## TO DO:
Copy out each line of the data that holds the word "Save".

(Dataset items)
::::::

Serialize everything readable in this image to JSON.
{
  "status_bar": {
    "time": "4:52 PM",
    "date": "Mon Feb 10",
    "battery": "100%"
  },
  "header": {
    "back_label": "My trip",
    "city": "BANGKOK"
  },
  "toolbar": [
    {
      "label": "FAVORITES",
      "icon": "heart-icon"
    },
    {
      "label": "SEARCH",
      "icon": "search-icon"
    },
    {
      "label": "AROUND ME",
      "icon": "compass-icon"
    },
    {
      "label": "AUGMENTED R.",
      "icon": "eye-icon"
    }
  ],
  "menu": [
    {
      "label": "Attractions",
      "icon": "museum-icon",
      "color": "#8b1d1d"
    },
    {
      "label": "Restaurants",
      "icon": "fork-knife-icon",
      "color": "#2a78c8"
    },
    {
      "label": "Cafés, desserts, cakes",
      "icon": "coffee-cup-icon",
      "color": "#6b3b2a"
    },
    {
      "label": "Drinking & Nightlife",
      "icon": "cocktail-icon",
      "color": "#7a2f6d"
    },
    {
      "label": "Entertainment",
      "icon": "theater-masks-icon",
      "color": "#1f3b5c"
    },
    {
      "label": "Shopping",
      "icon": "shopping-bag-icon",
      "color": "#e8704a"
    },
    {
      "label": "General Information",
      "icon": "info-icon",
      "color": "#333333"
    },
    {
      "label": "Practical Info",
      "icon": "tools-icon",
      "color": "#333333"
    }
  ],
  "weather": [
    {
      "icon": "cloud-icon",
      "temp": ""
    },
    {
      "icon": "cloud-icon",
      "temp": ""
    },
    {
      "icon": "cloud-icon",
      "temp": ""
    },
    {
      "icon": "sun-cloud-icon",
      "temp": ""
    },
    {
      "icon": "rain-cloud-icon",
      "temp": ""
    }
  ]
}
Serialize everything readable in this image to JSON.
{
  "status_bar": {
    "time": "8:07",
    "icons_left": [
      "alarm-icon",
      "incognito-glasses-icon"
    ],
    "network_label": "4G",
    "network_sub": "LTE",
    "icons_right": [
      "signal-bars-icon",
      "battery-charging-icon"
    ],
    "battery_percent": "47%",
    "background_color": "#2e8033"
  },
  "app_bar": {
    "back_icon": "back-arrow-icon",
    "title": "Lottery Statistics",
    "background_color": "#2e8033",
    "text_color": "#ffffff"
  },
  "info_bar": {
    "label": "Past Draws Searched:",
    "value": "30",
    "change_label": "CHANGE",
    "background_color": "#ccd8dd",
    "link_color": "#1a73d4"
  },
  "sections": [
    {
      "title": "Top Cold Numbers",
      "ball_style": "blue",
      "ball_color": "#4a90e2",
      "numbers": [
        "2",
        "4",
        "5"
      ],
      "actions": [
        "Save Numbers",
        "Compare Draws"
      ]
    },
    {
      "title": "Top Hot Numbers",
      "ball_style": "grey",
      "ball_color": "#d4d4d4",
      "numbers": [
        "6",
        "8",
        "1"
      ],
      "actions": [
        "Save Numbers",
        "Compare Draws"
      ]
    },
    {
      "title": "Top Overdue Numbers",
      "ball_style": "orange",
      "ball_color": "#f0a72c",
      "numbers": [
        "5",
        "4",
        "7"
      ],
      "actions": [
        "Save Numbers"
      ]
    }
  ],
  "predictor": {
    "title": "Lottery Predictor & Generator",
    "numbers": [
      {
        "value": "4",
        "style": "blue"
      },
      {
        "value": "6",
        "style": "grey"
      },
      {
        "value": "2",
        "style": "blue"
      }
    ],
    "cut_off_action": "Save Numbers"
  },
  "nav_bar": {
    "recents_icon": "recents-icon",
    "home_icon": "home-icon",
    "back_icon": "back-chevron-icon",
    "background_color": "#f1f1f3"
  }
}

::::::

## RESULT:
        "Save Numbers",
        "Save Numbers",
        "Save Numbers"
    "cut_off_action": "Save Numbers"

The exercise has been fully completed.